_SHORT TASK_
Set down all of the entries word for word, omitting the images they contain.

_ENTRIES SHOWN_
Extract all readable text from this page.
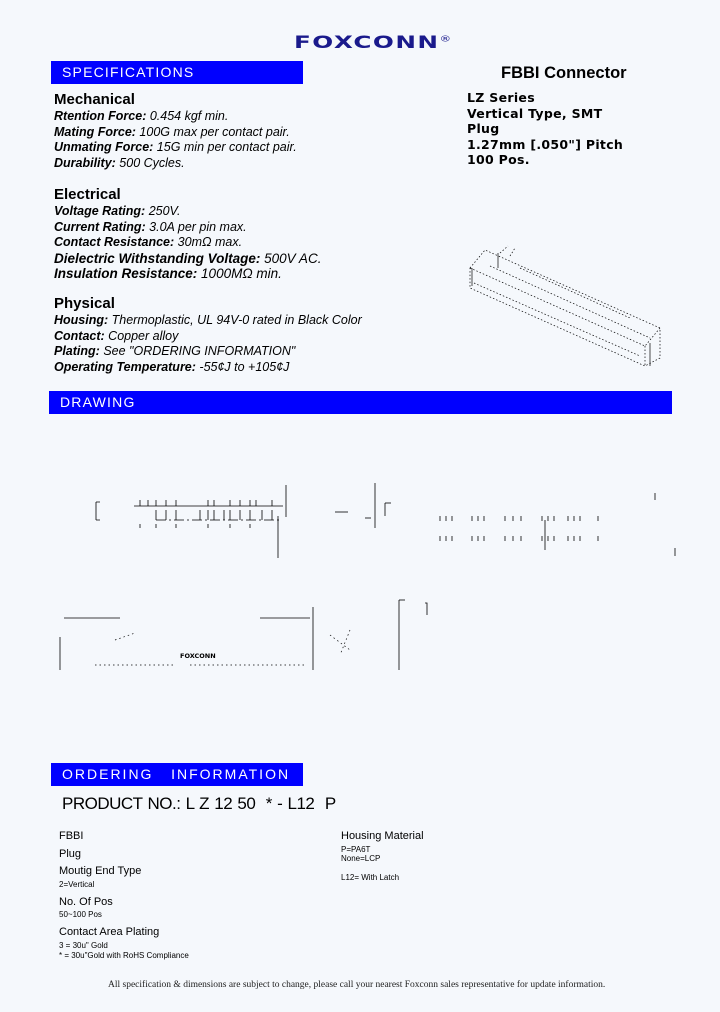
FOXCONN®
SPECIFICATIONS
Mechanical
Rtention Force: 0.454 kgf min.
Mating Force: 100G max per contact pair.
Unmating Force: 15G min per contact pair.
Durability: 500 Cycles.
Electrical
Voltage Rating: 250V.
Current Rating: 3.0A per pin max.
Contact Resistance: 30mΩ max.
Dielectric Withstanding Voltage: 500V AC.
Insulation Resistance: 1000MΩ min.
Physical
Housing: Thermoplastic, UL 94V-0 rated in Black Color
Contact: Copper alloy
Plating: See "ORDERING INFORMATION"
Operating Temperature: -55¢J to +105¢J
FBBI Connector
LZ Series
Vertical Type, SMT
Plug
1.27mm [.050"] Pitch
100 Pos.
DRAWING
FOXCONN
ORDERING   INFORMATION
PRODUCT NO.: L Z 12 50  * - L12  P
FBBI
Plug
Moutig End Type
2=Vertical
No. Of Pos
50~100 Pos
Contact Area Plating
3 = 30u" Gold
* = 30u"Gold with RoHS Compliance
Housing Material
P=PA6T
None=LCP
L12= With Latch
All specification & dimensions are subject to change, please call your nearest Foxconn sales representative for update information.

_RESULT FOR THIS EXERCISE_
Extract all readable text from this page.
FOXCONN®
SPECIFICATIONS
Mechanical
Rtention Force: 0.454 kgf min.
Mating Force: 100G max per contact pair.
Unmating Force: 15G min per contact pair.
Durability: 500 Cycles.
Electrical
Voltage Rating: 250V.
Current Rating: 3.0A per pin max.
Contact Resistance: 30mΩ max.
Dielectric Withstanding Voltage: 500V AC.
Insulation Resistance: 1000MΩ min.
Physical
Housing: Thermoplastic, UL 94V-0 rated in Black Color
Contact: Copper alloy
Plating: See "ORDERING INFORMATION"
Operating Temperature: -55¢J to +105¢J
FBBI Connector
LZ Series
Vertical Type, SMT
Plug
1.27mm [.050"] Pitch
100 Pos.
DRAWING
FOXCONN
ORDERING   INFORMATION
PRODUCT NO.: L Z 12 50  * - L12  P
FBBI
Plug
Moutig End Type
2=Vertical
No. Of Pos
50~100 Pos
Contact Area Plating
3 = 30u" Gold
* = 30u"Gold with RoHS Compliance
Housing Material
P=PA6T
None=LCP
L12= With Latch
All specification & dimensions are subject to change, please call your nearest Foxconn sales representative for update information.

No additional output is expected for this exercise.